>>>
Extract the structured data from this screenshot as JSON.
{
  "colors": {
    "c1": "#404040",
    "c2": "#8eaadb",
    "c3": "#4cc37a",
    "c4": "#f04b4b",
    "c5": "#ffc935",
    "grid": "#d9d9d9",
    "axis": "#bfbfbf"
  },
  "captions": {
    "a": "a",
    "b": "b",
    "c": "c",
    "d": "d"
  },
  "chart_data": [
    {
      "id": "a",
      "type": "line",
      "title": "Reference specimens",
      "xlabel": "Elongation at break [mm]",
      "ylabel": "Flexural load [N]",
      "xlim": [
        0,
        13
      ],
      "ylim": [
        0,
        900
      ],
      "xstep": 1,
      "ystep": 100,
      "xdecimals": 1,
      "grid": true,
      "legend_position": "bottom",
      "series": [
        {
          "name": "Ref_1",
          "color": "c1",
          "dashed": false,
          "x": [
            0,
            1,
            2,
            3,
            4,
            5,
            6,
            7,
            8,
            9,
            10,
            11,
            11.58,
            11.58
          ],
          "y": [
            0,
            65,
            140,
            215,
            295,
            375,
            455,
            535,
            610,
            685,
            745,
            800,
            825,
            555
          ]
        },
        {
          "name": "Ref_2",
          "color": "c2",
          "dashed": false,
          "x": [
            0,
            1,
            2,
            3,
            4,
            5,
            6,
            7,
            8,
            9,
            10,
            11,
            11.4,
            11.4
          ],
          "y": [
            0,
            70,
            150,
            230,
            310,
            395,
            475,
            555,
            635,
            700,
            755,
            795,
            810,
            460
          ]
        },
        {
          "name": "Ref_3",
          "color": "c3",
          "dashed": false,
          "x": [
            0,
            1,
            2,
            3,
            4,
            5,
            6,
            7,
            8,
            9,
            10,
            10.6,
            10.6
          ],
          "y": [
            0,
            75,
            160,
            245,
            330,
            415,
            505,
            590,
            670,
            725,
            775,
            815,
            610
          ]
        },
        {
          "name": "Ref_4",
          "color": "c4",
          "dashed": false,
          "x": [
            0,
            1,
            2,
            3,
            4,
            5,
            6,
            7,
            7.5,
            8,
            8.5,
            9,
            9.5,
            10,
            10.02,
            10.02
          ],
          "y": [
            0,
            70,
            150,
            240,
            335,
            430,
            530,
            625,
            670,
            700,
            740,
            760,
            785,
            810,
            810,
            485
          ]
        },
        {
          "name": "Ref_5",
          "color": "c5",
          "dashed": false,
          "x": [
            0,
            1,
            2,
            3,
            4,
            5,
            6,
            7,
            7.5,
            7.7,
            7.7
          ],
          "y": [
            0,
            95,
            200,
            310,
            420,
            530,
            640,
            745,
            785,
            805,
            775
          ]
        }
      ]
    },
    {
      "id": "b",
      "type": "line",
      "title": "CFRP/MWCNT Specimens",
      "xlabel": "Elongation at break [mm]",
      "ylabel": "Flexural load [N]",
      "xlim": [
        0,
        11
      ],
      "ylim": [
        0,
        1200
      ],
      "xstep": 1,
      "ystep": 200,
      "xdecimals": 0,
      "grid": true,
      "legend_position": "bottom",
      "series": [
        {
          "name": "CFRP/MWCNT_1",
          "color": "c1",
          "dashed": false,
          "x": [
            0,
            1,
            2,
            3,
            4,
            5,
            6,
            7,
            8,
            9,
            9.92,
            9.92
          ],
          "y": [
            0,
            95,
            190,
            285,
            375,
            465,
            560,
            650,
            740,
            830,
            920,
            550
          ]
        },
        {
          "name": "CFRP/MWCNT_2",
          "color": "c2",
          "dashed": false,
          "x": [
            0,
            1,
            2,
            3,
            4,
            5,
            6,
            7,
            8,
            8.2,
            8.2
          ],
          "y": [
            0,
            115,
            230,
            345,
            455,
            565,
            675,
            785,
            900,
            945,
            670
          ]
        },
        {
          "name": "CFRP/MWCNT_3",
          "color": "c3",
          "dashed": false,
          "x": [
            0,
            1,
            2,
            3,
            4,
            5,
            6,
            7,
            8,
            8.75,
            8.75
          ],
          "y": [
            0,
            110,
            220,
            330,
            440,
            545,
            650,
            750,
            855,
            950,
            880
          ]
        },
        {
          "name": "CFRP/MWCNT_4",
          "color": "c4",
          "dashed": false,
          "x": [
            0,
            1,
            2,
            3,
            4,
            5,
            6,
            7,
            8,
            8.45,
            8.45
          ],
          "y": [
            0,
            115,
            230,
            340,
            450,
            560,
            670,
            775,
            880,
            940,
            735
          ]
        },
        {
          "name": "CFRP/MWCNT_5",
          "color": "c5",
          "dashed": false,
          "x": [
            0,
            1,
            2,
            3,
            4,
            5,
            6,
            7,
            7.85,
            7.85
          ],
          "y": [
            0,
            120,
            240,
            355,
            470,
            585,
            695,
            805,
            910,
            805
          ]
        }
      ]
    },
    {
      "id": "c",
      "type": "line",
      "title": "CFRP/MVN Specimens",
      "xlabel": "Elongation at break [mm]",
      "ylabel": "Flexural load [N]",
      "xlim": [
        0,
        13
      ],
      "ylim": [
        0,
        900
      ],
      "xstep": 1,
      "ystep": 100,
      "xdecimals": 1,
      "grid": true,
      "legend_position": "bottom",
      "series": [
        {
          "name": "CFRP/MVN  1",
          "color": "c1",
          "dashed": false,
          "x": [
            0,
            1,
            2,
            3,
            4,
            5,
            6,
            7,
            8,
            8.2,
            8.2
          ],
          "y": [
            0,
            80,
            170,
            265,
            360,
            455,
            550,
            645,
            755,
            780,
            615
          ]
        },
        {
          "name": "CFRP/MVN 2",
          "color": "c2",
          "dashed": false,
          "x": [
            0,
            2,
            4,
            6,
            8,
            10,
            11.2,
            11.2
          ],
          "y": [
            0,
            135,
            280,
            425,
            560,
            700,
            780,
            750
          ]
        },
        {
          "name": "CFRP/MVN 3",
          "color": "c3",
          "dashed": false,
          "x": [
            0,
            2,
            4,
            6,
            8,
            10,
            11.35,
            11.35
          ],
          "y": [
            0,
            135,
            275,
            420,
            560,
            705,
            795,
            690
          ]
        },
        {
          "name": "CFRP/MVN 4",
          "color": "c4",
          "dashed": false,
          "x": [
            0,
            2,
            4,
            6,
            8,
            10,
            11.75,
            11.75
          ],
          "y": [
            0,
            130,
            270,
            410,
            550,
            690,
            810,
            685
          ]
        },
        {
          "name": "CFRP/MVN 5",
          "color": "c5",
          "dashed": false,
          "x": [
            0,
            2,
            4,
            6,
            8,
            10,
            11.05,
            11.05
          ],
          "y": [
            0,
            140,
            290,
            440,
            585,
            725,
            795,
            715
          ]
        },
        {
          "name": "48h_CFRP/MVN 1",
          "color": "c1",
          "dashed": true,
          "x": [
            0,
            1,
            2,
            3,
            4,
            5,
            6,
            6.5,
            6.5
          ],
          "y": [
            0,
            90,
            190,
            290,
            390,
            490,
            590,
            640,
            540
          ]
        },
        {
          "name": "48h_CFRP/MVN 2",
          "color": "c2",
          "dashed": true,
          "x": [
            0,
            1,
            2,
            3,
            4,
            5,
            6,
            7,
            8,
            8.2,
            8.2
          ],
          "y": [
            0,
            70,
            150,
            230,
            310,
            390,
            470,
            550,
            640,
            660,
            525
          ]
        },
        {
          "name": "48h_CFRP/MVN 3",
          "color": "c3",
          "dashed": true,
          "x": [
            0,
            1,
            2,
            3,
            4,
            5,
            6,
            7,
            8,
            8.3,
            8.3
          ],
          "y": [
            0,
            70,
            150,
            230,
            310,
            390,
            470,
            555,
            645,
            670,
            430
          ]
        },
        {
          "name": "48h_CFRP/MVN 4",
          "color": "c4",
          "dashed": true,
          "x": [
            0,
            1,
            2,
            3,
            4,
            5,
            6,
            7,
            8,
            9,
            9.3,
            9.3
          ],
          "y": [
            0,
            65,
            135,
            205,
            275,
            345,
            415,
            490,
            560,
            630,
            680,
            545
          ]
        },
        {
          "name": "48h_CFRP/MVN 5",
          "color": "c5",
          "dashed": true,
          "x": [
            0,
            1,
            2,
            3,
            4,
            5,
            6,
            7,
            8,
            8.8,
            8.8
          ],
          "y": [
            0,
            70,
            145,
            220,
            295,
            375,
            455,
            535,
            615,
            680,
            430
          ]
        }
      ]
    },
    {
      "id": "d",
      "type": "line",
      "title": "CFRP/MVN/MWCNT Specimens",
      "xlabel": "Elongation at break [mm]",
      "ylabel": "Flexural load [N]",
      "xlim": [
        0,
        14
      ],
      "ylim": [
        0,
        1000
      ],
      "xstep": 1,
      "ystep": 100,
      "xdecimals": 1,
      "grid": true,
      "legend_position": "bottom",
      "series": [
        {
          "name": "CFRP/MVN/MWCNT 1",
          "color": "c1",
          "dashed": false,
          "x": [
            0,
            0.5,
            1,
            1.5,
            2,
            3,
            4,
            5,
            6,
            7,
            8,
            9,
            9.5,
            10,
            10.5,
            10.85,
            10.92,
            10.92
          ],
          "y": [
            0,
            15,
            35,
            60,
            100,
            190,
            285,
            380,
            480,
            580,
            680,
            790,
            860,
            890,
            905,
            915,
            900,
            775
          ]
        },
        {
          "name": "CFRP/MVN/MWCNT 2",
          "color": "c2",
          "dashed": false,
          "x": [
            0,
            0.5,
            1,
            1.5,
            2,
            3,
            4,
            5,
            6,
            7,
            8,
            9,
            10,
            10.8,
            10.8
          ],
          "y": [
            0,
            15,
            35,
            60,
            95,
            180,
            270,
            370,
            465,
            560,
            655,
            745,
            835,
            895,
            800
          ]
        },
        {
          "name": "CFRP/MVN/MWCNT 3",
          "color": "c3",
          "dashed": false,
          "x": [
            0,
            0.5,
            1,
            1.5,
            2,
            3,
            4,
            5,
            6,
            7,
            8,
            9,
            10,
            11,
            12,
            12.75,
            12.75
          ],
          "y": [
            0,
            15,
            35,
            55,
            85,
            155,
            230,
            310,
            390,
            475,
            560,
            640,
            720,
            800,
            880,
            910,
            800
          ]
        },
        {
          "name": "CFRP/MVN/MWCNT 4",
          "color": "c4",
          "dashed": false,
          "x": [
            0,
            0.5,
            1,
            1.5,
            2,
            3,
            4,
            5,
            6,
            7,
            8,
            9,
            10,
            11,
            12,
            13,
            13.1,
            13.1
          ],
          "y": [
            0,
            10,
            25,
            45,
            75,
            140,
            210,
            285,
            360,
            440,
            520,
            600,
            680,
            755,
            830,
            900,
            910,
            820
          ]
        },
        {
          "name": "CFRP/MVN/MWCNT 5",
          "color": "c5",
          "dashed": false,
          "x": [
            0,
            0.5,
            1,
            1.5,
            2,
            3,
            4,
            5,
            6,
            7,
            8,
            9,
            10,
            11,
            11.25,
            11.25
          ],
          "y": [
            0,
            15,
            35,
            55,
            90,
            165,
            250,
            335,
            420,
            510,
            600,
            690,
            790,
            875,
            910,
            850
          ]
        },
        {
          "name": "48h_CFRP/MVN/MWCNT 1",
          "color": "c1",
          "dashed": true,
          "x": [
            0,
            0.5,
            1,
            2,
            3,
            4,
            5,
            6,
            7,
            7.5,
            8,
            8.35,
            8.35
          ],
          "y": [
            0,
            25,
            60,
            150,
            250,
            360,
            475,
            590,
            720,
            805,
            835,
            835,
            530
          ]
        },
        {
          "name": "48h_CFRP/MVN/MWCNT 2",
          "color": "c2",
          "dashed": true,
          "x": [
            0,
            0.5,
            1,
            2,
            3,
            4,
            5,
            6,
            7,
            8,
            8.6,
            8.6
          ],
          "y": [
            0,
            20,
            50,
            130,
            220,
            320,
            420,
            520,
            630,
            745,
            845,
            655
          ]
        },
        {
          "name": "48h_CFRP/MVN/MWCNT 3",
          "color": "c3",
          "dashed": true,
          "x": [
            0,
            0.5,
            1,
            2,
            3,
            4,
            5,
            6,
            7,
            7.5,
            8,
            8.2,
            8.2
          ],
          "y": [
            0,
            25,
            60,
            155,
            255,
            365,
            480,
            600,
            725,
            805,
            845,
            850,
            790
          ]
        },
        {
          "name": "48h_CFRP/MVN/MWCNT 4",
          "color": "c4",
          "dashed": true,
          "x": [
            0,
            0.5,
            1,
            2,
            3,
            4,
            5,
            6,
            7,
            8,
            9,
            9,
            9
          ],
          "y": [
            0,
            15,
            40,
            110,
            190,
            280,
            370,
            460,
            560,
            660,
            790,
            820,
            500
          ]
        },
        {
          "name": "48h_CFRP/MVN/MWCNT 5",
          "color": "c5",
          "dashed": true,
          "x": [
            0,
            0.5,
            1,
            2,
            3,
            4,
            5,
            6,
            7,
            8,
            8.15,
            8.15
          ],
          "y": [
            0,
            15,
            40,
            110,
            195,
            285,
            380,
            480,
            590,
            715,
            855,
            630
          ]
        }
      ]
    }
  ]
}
<<<
■ Task brief ■
Copy every single line of the material above that holds "title".

■ Answer to the task ■
      "title": "Reference specimens",
      "title": "CFRP/MWCNT Specimens",
      "title": "CFRP/MVN Specimens",
      "title": "CFRP/MVN/MWCNT Specimens",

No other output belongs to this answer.